↓
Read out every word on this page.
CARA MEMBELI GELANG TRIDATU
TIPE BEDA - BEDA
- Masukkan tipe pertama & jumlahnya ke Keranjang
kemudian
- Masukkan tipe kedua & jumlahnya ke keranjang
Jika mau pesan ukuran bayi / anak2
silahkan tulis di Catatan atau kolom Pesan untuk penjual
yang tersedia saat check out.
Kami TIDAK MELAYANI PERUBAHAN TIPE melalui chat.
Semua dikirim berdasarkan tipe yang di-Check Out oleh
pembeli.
↑
Extract the whole listing, character for character.

Read out every word on this page.
CARA MEMBELI GELANG TRIDATU
TIPE BEDA - BEDA
- Masukkan tipe pertama & jumlahnya ke Keranjang
kemudian
- Masukkan tipe kedua & jumlahnya ke keranjang
Jika mau pesan ukuran bayi / anak2
silahkan tulis di Catatan atau kolom Pesan untuk penjual
yang tersedia saat check out.
Kami TIDAK MELAYANI PERUBAHAN TIPE melalui chat.
Semua dikirim berdasarkan tipe yang di-Check Out oleh
pembeli.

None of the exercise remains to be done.